──────── EXTRACTED ENTRIES
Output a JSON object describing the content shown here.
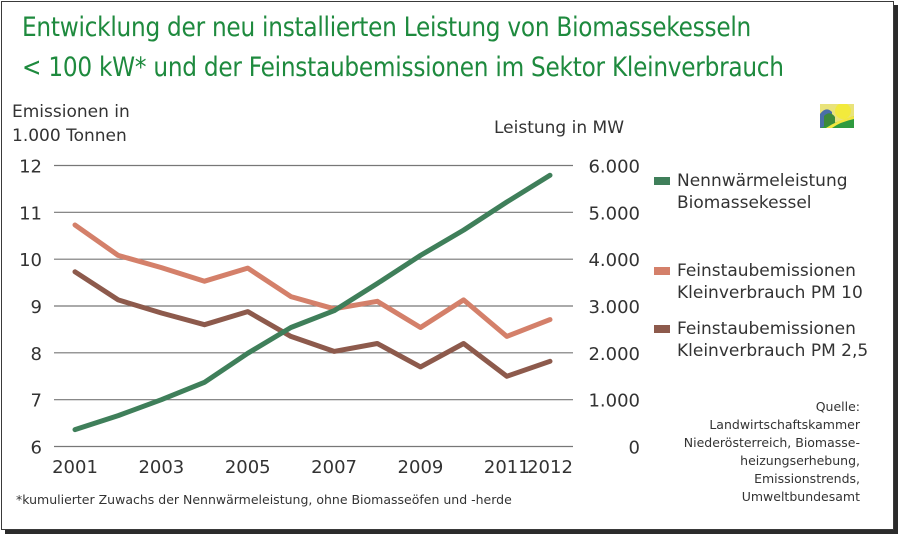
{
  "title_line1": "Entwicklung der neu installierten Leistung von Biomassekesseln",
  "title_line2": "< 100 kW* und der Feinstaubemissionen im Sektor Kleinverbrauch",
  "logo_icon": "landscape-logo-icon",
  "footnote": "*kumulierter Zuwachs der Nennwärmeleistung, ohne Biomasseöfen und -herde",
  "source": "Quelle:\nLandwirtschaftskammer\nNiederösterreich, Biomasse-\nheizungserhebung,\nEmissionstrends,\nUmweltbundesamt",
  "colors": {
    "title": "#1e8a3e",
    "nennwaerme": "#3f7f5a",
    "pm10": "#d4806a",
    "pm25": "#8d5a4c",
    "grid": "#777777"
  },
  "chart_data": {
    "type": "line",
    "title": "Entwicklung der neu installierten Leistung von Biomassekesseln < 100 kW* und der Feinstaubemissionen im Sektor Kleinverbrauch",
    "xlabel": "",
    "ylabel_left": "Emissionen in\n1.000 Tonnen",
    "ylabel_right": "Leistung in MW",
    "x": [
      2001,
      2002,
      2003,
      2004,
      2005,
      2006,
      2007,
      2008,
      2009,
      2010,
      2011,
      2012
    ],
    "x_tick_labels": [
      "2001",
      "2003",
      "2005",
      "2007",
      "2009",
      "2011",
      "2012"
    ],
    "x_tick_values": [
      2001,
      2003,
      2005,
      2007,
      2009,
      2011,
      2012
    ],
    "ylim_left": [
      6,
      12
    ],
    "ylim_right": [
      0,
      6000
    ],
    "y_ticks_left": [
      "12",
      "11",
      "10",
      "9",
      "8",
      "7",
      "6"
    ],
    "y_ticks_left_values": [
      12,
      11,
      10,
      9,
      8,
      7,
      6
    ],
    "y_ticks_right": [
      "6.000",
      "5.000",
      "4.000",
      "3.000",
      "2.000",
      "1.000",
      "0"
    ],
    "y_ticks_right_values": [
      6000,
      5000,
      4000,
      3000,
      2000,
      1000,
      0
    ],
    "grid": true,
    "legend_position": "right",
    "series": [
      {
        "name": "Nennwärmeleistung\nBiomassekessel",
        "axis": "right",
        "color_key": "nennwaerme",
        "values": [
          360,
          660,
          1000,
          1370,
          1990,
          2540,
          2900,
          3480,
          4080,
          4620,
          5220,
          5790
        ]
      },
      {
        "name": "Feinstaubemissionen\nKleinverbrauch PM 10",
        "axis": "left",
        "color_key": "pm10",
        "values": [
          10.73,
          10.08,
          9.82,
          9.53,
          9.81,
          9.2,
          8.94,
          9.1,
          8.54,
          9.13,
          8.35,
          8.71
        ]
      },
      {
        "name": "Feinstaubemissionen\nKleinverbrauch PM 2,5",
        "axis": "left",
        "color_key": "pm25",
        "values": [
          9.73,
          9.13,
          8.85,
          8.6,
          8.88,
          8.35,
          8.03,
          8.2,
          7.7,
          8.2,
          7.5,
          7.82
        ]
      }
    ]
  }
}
────────────────
== WORK REQUIRED ==
Write out all the entries again, word for word, and print no images.

== WRITTEN SOLUTION ==
Output a JSON object describing the content shown here.
{
  "title_line1": "Entwicklung der neu installierten Leistung von Biomassekesseln",
  "title_line2": "< 100 kW* und der Feinstaubemissionen im Sektor Kleinverbrauch",
  "logo_icon": "landscape-logo-icon",
  "footnote": "*kumulierter Zuwachs der Nennwärmeleistung, ohne Biomasseöfen und -herde",
  "source": "Quelle:\nLandwirtschaftskammer\nNiederösterreich, Biomasse-\nheizungserhebung,\nEmissionstrends,\nUmweltbundesamt",
  "colors": {
    "title": "#1e8a3e",
    "nennwaerme": "#3f7f5a",
    "pm10": "#d4806a",
    "pm25": "#8d5a4c",
    "grid": "#777777"
  },
  "chart_data": {
    "type": "line",
    "title": "Entwicklung der neu installierten Leistung von Biomassekesseln < 100 kW* und der Feinstaubemissionen im Sektor Kleinverbrauch",
    "xlabel": "",
    "ylabel_left": "Emissionen in\n1.000 Tonnen",
    "ylabel_right": "Leistung in MW",
    "x": [
      2001,
      2002,
      2003,
      2004,
      2005,
      2006,
      2007,
      2008,
      2009,
      2010,
      2011,
      2012
    ],
    "x_tick_labels": [
      "2001",
      "2003",
      "2005",
      "2007",
      "2009",
      "2011",
      "2012"
    ],
    "x_tick_values": [
      2001,
      2003,
      2005,
      2007,
      2009,
      2011,
      2012
    ],
    "ylim_left": [
      6,
      12
    ],
    "ylim_right": [
      0,
      6000
    ],
    "y_ticks_left": [
      "12",
      "11",
      "10",
      "9",
      "8",
      "7",
      "6"
    ],
    "y_ticks_left_values": [
      12,
      11,
      10,
      9,
      8,
      7,
      6
    ],
    "y_ticks_right": [
      "6.000",
      "5.000",
      "4.000",
      "3.000",
      "2.000",
      "1.000",
      "0"
    ],
    "y_ticks_right_values": [
      6000,
      5000,
      4000,
      3000,
      2000,
      1000,
      0
    ],
    "grid": true,
    "legend_position": "right",
    "series": [
      {
        "name": "Nennwärmeleistung\nBiomassekessel",
        "axis": "right",
        "color_key": "nennwaerme",
        "values": [
          360,
          660,
          1000,
          1370,
          1990,
          2540,
          2900,
          3480,
          4080,
          4620,
          5220,
          5790
        ]
      },
      {
        "name": "Feinstaubemissionen\nKleinverbrauch PM 10",
        "axis": "left",
        "color_key": "pm10",
        "values": [
          10.73,
          10.08,
          9.82,
          9.53,
          9.81,
          9.2,
          8.94,
          9.1,
          8.54,
          9.13,
          8.35,
          8.71
        ]
      },
      {
        "name": "Feinstaubemissionen\nKleinverbrauch PM 2,5",
        "axis": "left",
        "color_key": "pm25",
        "values": [
          9.73,
          9.13,
          8.85,
          8.6,
          8.88,
          8.35,
          8.03,
          8.2,
          7.7,
          8.2,
          7.5,
          7.82
        ]
      }
    ]
  }
}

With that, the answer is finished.